## Given problem
Please transcribe the listing below in full and word for word, without its pictures.

### The data

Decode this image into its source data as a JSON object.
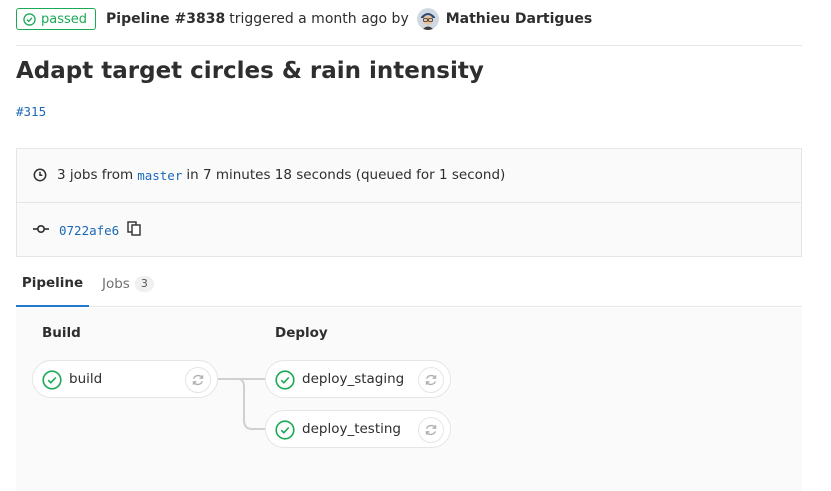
{
  "header": {
    "status_label": "passed",
    "pipeline_id": "Pipeline #3838",
    "trigger_text": "triggered a month ago by",
    "author": "Mathieu Dartigues"
  },
  "title": "Adapt target circles & rain intensity",
  "merge_request": "#315",
  "info": {
    "jobs_text": "3 jobs from",
    "branch": "master",
    "duration_text": "in 7 minutes 18 seconds (queued for 1 second)",
    "commit_sha": "0722afe6"
  },
  "tabs": [
    {
      "label": "Pipeline",
      "active": true
    },
    {
      "label": "Jobs",
      "count": "3",
      "active": false
    }
  ],
  "stages": [
    {
      "name": "Build",
      "jobs": [
        {
          "name": "build",
          "status": "success"
        }
      ]
    },
    {
      "name": "Deploy",
      "jobs": [
        {
          "name": "deploy_staging",
          "status": "success"
        },
        {
          "name": "deploy_testing",
          "status": "success"
        }
      ]
    }
  ],
  "colors": {
    "success": "#1aaa55",
    "link": "#1b69b6",
    "active_tab": "#1f78d1"
  }
}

######

## Finished task
Decode this image into its source data as a JSON object.
{
  "header": {
    "status_label": "passed",
    "pipeline_id": "Pipeline #3838",
    "trigger_text": "triggered a month ago by",
    "author": "Mathieu Dartigues"
  },
  "title": "Adapt target circles & rain intensity",
  "merge_request": "#315",
  "info": {
    "jobs_text": "3 jobs from",
    "branch": "master",
    "duration_text": "in 7 minutes 18 seconds (queued for 1 second)",
    "commit_sha": "0722afe6"
  },
  "tabs": [
    {
      "label": "Pipeline",
      "active": true
    },
    {
      "label": "Jobs",
      "count": "3",
      "active": false
    }
  ],
  "stages": [
    {
      "name": "Build",
      "jobs": [
        {
          "name": "build",
          "status": "success"
        }
      ]
    },
    {
      "name": "Deploy",
      "jobs": [
        {
          "name": "deploy_staging",
          "status": "success"
        },
        {
          "name": "deploy_testing",
          "status": "success"
        }
      ]
    }
  ],
  "colors": {
    "success": "#1aaa55",
    "link": "#1b69b6",
    "active_tab": "#1f78d1"
  }
}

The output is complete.